- **WHAT TO DO**
Retype each entry below exactly as it stands.

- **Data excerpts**

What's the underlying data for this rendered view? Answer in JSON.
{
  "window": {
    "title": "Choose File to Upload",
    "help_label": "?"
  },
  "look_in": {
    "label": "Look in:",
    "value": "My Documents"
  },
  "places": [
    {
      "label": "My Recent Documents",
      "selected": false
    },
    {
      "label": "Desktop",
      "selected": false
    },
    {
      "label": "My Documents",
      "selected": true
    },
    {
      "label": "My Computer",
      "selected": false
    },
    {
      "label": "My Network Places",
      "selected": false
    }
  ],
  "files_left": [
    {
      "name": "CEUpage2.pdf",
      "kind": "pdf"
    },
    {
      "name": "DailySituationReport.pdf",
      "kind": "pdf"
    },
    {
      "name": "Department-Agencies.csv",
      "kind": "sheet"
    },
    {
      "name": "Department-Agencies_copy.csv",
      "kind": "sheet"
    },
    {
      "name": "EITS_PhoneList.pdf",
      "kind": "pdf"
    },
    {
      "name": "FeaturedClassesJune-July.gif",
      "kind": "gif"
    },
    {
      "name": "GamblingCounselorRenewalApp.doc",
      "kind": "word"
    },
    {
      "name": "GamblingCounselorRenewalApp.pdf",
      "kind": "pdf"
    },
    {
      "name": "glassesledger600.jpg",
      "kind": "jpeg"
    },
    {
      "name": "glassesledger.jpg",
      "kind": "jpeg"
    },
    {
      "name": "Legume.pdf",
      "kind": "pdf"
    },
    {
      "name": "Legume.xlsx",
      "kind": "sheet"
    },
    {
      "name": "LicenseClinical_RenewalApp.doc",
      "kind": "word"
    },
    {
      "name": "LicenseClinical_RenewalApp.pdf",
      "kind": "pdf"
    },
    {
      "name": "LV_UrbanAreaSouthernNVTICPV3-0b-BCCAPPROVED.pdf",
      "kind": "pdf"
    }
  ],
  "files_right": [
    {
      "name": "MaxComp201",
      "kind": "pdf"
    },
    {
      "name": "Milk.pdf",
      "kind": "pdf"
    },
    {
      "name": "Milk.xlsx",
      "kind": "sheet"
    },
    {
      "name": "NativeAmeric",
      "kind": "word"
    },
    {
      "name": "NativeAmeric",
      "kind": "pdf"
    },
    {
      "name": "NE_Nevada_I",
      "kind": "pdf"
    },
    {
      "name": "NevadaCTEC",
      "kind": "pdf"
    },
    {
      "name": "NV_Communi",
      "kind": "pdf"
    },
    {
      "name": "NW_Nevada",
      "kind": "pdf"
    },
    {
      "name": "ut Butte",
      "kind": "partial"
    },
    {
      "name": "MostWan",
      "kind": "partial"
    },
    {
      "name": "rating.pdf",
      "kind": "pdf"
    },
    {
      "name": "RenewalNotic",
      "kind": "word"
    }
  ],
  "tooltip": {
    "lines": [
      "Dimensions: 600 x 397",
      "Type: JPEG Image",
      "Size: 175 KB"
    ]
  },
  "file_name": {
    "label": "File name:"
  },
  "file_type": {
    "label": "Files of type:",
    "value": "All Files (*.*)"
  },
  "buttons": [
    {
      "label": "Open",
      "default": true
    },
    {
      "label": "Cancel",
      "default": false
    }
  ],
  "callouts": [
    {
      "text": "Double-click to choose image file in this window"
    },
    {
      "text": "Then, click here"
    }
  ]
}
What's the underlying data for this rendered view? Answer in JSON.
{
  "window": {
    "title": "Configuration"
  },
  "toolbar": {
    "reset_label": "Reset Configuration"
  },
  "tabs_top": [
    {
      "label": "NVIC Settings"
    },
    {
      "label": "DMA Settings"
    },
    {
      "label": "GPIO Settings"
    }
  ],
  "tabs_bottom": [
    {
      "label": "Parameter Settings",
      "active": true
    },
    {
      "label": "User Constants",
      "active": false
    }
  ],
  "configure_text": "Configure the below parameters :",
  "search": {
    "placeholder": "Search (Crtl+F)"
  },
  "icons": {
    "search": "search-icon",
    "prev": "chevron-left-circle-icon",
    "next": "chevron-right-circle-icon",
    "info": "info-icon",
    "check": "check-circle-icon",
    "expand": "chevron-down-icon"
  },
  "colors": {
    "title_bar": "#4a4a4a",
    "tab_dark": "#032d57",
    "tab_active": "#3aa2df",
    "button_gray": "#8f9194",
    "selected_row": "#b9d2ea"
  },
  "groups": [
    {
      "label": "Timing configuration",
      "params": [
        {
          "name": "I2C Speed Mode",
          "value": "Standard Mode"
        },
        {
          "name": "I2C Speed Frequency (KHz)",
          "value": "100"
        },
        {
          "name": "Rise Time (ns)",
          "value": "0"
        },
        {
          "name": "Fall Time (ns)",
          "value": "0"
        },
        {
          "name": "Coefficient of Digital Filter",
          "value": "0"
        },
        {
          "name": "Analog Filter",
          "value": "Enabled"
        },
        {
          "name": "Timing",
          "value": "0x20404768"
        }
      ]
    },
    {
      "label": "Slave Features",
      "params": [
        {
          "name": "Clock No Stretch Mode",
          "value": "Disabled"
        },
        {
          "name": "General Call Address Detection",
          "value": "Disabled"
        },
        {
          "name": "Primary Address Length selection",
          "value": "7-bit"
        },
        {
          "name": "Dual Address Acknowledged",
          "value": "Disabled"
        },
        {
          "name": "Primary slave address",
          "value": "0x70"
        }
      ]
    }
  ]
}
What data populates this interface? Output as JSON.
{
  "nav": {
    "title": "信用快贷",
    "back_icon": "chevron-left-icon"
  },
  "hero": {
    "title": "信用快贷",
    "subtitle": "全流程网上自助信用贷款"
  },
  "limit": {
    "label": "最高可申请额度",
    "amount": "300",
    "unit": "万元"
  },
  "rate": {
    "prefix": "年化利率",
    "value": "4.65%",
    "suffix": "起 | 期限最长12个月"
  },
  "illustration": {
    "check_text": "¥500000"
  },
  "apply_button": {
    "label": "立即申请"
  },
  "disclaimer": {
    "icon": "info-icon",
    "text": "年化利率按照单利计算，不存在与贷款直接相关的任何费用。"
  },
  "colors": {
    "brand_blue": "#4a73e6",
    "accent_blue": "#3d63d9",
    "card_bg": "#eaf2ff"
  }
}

- **RESULT OF THE TASK**
What's the underlying data for this rendered view? Answer in JSON.
{
  "window": {
    "title": "Choose File to Upload",
    "help_label": "?"
  },
  "look_in": {
    "label": "Look in:",
    "value": "My Documents"
  },
  "places": [
    {
      "label": "My Recent Documents",
      "selected": false
    },
    {
      "label": "Desktop",
      "selected": false
    },
    {
      "label": "My Documents",
      "selected": true
    },
    {
      "label": "My Computer",
      "selected": false
    },
    {
      "label": "My Network Places",
      "selected": false
    }
  ],
  "files_left": [
    {
      "name": "CEUpage2.pdf",
      "kind": "pdf"
    },
    {
      "name": "DailySituationReport.pdf",
      "kind": "pdf"
    },
    {
      "name": "Department-Agencies.csv",
      "kind": "sheet"
    },
    {
      "name": "Department-Agencies_copy.csv",
      "kind": "sheet"
    },
    {
      "name": "EITS_PhoneList.pdf",
      "kind": "pdf"
    },
    {
      "name": "FeaturedClassesJune-July.gif",
      "kind": "gif"
    },
    {
      "name": "GamblingCounselorRenewalApp.doc",
      "kind": "word"
    },
    {
      "name": "GamblingCounselorRenewalApp.pdf",
      "kind": "pdf"
    },
    {
      "name": "glassesledger600.jpg",
      "kind": "jpeg"
    },
    {
      "name": "glassesledger.jpg",
      "kind": "jpeg"
    },
    {
      "name": "Legume.pdf",
      "kind": "pdf"
    },
    {
      "name": "Legume.xlsx",
      "kind": "sheet"
    },
    {
      "name": "LicenseClinical_RenewalApp.doc",
      "kind": "word"
    },
    {
      "name": "LicenseClinical_RenewalApp.pdf",
      "kind": "pdf"
    },
    {
      "name": "LV_UrbanAreaSouthernNVTICPV3-0b-BCCAPPROVED.pdf",
      "kind": "pdf"
    }
  ],
  "files_right": [
    {
      "name": "MaxComp201",
      "kind": "pdf"
    },
    {
      "name": "Milk.pdf",
      "kind": "pdf"
    },
    {
      "name": "Milk.xlsx",
      "kind": "sheet"
    },
    {
      "name": "NativeAmeric",
      "kind": "word"
    },
    {
      "name": "NativeAmeric",
      "kind": "pdf"
    },
    {
      "name": "NE_Nevada_I",
      "kind": "pdf"
    },
    {
      "name": "NevadaCTEC",
      "kind": "pdf"
    },
    {
      "name": "NV_Communi",
      "kind": "pdf"
    },
    {
      "name": "NW_Nevada",
      "kind": "pdf"
    },
    {
      "name": "ut Butte",
      "kind": "partial"
    },
    {
      "name": "MostWan",
      "kind": "partial"
    },
    {
      "name": "rating.pdf",
      "kind": "pdf"
    },
    {
      "name": "RenewalNotic",
      "kind": "word"
    }
  ],
  "tooltip": {
    "lines": [
      "Dimensions: 600 x 397",
      "Type: JPEG Image",
      "Size: 175 KB"
    ]
  },
  "file_name": {
    "label": "File name:"
  },
  "file_type": {
    "label": "Files of type:",
    "value": "All Files (*.*)"
  },
  "buttons": [
    {
      "label": "Open",
      "default": true
    },
    {
      "label": "Cancel",
      "default": false
    }
  ],
  "callouts": [
    {
      "text": "Double-click to choose image file in this window"
    },
    {
      "text": "Then, click here"
    }
  ]
}
What's the underlying data for this rendered view? Answer in JSON.
{
  "window": {
    "title": "Configuration"
  },
  "toolbar": {
    "reset_label": "Reset Configuration"
  },
  "tabs_top": [
    {
      "label": "NVIC Settings"
    },
    {
      "label": "DMA Settings"
    },
    {
      "label": "GPIO Settings"
    }
  ],
  "tabs_bottom": [
    {
      "label": "Parameter Settings",
      "active": true
    },
    {
      "label": "User Constants",
      "active": false
    }
  ],
  "configure_text": "Configure the below parameters :",
  "search": {
    "placeholder": "Search (Crtl+F)"
  },
  "icons": {
    "search": "search-icon",
    "prev": "chevron-left-circle-icon",
    "next": "chevron-right-circle-icon",
    "info": "info-icon",
    "check": "check-circle-icon",
    "expand": "chevron-down-icon"
  },
  "colors": {
    "title_bar": "#4a4a4a",
    "tab_dark": "#032d57",
    "tab_active": "#3aa2df",
    "button_gray": "#8f9194",
    "selected_row": "#b9d2ea"
  },
  "groups": [
    {
      "label": "Timing configuration",
      "params": [
        {
          "name": "I2C Speed Mode",
          "value": "Standard Mode"
        },
        {
          "name": "I2C Speed Frequency (KHz)",
          "value": "100"
        },
        {
          "name": "Rise Time (ns)",
          "value": "0"
        },
        {
          "name": "Fall Time (ns)",
          "value": "0"
        },
        {
          "name": "Coefficient of Digital Filter",
          "value": "0"
        },
        {
          "name": "Analog Filter",
          "value": "Enabled"
        },
        {
          "name": "Timing",
          "value": "0x20404768"
        }
      ]
    },
    {
      "label": "Slave Features",
      "params": [
        {
          "name": "Clock No Stretch Mode",
          "value": "Disabled"
        },
        {
          "name": "General Call Address Detection",
          "value": "Disabled"
        },
        {
          "name": "Primary Address Length selection",
          "value": "7-bit"
        },
        {
          "name": "Dual Address Acknowledged",
          "value": "Disabled"
        },
        {
          "name": "Primary slave address",
          "value": "0x70"
        }
      ]
    }
  ]
}
What data populates this interface? Output as JSON.
{
  "nav": {
    "title": "信用快贷",
    "back_icon": "chevron-left-icon"
  },
  "hero": {
    "title": "信用快贷",
    "subtitle": "全流程网上自助信用贷款"
  },
  "limit": {
    "label": "最高可申请额度",
    "amount": "300",
    "unit": "万元"
  },
  "rate": {
    "prefix": "年化利率",
    "value": "4.65%",
    "suffix": "起 | 期限最长12个月"
  },
  "illustration": {
    "check_text": "¥500000"
  },
  "apply_button": {
    "label": "立即申请"
  },
  "disclaimer": {
    "icon": "info-icon",
    "text": "年化利率按照单利计算，不存在与贷款直接相关的任何费用。"
  },
  "colors": {
    "brand_blue": "#4a73e6",
    "accent_blue": "#3d63d9",
    "card_bg": "#eaf2ff"
  }
}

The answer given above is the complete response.